### WHAT YOU ARE ASKED TO DO
Find every line in the records below that holds the word "普法规划", and copy it out.

begin

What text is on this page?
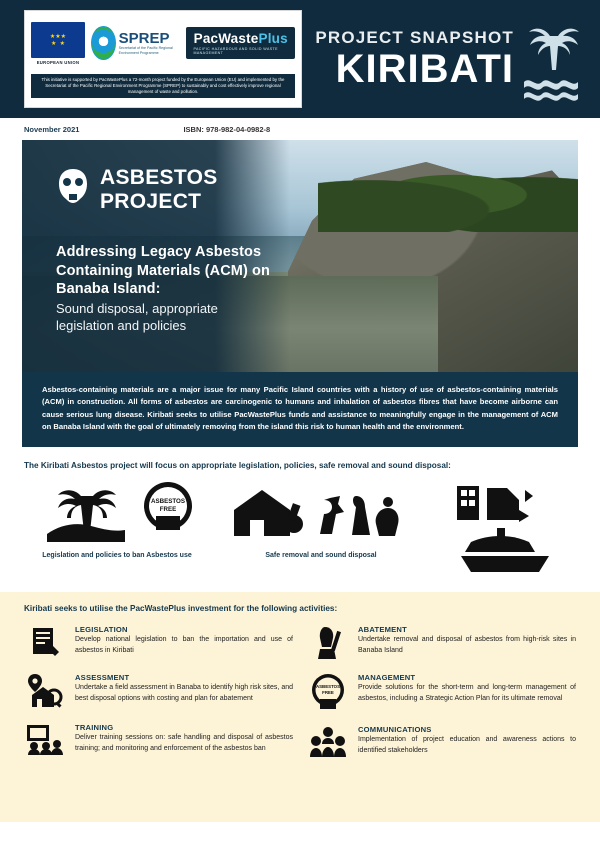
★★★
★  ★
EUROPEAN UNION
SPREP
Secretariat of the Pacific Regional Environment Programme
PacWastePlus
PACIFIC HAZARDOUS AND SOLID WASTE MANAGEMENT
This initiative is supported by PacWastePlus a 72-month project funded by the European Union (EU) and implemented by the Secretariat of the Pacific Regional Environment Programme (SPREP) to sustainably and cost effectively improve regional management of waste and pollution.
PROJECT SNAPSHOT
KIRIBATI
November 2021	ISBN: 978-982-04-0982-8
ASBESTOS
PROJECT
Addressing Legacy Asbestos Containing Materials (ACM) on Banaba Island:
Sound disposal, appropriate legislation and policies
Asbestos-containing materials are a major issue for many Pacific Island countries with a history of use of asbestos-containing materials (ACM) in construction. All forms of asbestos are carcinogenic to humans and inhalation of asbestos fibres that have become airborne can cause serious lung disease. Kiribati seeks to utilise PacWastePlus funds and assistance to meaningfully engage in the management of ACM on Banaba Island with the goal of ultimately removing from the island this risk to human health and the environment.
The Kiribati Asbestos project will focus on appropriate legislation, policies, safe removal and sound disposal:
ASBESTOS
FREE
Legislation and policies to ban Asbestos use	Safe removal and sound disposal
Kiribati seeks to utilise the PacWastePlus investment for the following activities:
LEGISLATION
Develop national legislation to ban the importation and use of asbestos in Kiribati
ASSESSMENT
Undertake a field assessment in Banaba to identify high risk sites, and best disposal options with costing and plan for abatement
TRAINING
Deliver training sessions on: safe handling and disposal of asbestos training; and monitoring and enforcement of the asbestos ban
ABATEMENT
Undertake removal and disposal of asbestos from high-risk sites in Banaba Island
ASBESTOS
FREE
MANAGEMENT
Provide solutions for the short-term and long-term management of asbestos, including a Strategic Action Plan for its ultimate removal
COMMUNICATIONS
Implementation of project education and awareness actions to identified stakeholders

end
begin

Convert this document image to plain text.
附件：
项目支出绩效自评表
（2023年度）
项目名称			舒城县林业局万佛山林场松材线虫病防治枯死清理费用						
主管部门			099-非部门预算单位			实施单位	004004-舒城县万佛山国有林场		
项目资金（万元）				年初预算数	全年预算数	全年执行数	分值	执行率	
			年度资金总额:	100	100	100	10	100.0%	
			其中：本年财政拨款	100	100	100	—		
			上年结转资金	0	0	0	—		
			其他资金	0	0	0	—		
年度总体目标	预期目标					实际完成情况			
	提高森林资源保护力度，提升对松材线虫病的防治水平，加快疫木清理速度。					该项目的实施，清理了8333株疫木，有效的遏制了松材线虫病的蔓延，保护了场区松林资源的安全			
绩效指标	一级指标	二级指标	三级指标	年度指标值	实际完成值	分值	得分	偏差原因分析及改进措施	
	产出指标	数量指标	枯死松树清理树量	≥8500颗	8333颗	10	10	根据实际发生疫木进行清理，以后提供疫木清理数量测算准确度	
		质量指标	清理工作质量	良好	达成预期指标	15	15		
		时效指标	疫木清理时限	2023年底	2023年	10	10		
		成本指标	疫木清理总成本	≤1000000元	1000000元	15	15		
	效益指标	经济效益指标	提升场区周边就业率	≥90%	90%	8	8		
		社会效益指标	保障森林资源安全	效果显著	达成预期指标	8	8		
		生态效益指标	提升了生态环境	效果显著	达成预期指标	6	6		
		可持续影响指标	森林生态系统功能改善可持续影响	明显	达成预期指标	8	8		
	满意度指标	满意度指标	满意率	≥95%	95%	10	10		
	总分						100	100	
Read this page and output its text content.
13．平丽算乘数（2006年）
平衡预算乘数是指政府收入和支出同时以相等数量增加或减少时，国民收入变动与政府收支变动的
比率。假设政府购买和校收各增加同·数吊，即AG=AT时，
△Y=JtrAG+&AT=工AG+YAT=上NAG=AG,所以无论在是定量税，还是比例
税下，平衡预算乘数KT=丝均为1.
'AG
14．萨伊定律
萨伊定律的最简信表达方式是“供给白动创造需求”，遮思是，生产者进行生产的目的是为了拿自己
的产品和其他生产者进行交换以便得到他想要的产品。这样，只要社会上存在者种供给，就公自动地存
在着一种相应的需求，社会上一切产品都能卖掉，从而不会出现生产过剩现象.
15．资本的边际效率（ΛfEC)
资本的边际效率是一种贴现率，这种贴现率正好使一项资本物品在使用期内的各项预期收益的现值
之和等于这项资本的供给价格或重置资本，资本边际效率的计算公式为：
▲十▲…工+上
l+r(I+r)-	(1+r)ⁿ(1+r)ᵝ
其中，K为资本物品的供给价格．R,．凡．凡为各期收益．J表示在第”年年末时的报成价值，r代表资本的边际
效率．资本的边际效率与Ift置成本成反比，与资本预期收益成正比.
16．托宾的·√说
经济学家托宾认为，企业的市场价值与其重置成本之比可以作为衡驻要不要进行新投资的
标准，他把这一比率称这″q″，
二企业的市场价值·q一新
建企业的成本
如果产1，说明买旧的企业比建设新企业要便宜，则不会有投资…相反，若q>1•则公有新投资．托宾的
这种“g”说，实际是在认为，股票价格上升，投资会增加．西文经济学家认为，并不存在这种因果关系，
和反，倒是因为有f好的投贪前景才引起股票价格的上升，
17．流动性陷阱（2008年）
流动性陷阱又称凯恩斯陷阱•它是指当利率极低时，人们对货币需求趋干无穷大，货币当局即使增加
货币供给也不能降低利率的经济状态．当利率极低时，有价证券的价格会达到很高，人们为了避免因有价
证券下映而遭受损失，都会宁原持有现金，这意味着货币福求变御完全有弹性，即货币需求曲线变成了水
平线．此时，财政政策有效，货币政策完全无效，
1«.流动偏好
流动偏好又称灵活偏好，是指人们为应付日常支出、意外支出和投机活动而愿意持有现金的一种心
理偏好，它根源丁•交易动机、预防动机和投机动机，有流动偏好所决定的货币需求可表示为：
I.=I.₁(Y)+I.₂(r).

end
begin

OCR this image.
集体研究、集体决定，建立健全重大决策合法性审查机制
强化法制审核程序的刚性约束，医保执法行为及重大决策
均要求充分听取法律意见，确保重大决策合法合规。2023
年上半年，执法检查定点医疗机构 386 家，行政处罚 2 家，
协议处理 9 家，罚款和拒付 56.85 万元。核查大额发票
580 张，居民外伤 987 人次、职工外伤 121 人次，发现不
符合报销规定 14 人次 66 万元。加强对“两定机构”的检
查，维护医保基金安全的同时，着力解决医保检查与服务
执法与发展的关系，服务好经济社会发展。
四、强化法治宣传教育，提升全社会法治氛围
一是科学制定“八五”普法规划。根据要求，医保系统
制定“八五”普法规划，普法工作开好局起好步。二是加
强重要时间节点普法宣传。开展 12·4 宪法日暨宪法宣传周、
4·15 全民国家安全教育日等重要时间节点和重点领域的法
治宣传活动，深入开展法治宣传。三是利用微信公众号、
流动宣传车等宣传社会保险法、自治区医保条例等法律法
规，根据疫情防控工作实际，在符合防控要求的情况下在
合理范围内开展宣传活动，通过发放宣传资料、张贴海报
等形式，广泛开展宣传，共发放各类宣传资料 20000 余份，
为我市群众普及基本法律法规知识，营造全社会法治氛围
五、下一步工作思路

end

### COMPLETED EXERCISE
一是科学制定“八五”普法规划。根据要求，医保系统
制定“八五”普法规划，普法工作开好局起好步。二是加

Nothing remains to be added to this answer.